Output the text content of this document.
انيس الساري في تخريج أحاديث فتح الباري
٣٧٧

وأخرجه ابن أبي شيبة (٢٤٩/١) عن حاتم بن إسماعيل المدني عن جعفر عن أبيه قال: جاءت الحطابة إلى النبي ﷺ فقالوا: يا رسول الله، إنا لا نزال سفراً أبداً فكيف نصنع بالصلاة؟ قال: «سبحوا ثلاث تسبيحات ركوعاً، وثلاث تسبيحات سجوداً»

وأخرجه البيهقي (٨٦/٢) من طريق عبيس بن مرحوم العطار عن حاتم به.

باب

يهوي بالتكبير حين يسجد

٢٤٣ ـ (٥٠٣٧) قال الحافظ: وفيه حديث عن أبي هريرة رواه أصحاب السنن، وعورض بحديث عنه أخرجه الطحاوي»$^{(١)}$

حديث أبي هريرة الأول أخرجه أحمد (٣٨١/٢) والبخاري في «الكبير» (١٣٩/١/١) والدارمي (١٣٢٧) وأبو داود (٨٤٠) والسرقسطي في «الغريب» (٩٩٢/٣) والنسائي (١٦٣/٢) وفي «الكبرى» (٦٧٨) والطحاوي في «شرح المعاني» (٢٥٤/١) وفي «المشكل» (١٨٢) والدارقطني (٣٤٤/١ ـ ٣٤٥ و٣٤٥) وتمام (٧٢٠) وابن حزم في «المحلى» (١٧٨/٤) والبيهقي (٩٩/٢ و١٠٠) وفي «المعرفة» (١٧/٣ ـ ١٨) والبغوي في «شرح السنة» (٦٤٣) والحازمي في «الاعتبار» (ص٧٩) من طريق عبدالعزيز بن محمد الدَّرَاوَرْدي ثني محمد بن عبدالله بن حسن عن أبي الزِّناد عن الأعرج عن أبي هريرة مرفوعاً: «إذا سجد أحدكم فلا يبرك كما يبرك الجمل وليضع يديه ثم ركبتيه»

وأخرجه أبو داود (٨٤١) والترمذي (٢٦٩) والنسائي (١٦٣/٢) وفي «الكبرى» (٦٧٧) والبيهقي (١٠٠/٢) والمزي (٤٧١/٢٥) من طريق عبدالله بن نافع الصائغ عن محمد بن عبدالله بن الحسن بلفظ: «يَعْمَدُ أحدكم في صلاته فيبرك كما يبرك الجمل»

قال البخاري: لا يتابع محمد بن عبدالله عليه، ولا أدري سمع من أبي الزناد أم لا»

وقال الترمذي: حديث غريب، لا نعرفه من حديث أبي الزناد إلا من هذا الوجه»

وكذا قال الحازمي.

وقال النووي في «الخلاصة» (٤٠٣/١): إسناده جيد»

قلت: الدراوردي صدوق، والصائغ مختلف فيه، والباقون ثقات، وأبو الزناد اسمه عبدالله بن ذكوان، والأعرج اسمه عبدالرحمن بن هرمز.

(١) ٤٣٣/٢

| What to work on |
Reproduce each entry from the records above, character for character.

| Task response |
Output the text content of this document.
انيس الساري في تخريج أحاديث فتح الباري
٣٧٧

وأخرجه ابن أبي شيبة (٢٤٩/١) عن حاتم بن إسماعيل المدني عن جعفر عن أبيه قال: جاءت الحطابة إلى النبي ﷺ فقالوا: يا رسول الله، إنا لا نزال سفراً أبداً فكيف نصنع بالصلاة؟ قال: «سبحوا ثلاث تسبيحات ركوعاً، وثلاث تسبيحات سجوداً»

وأخرجه البيهقي (٨٦/٢) من طريق عبيس بن مرحوم العطار عن حاتم به.

باب

يهوي بالتكبير حين يسجد

٢٤٣ ـ (٥٠٣٧) قال الحافظ: وفيه حديث عن أبي هريرة رواه أصحاب السنن، وعورض بحديث عنه أخرجه الطحاوي»$^{(١)}$

حديث أبي هريرة الأول أخرجه أحمد (٣٨١/٢) والبخاري في «الكبير» (١٣٩/١/١) والدارمي (١٣٢٧) وأبو داود (٨٤٠) والسرقسطي في «الغريب» (٩٩٢/٣) والنسائي (١٦٣/٢) وفي «الكبرى» (٦٧٨) والطحاوي في «شرح المعاني» (٢٥٤/١) وفي «المشكل» (١٨٢) والدارقطني (٣٤٤/١ ـ ٣٤٥ و٣٤٥) وتمام (٧٢٠) وابن حزم في «المحلى» (١٧٨/٤) والبيهقي (٩٩/٢ و١٠٠) وفي «المعرفة» (١٧/٣ ـ ١٨) والبغوي في «شرح السنة» (٦٤٣) والحازمي في «الاعتبار» (ص٧٩) من طريق عبدالعزيز بن محمد الدَّرَاوَرْدي ثني محمد بن عبدالله بن حسن عن أبي الزِّناد عن الأعرج عن أبي هريرة مرفوعاً: «إذا سجد أحدكم فلا يبرك كما يبرك الجمل وليضع يديه ثم ركبتيه»

وأخرجه أبو داود (٨٤١) والترمذي (٢٦٩) والنسائي (١٦٣/٢) وفي «الكبرى» (٦٧٧) والبيهقي (١٠٠/٢) والمزي (٤٧١/٢٥) من طريق عبدالله بن نافع الصائغ عن محمد بن عبدالله بن الحسن بلفظ: «يَعْمَدُ أحدكم في صلاته فيبرك كما يبرك الجمل»

قال البخاري: لا يتابع محمد بن عبدالله عليه، ولا أدري سمع من أبي الزناد أم لا»

وقال الترمذي: حديث غريب، لا نعرفه من حديث أبي الزناد إلا من هذا الوجه»

وكذا قال الحازمي.

وقال النووي في «الخلاصة» (٤٠٣/١): إسناده جيد»

قلت: الدراوردي صدوق، والصائغ مختلف فيه، والباقون ثقات، وأبو الزناد اسمه عبدالله بن ذكوان، والأعرج اسمه عبدالرحمن بن هرمز.

(١) ٤٣٣/٢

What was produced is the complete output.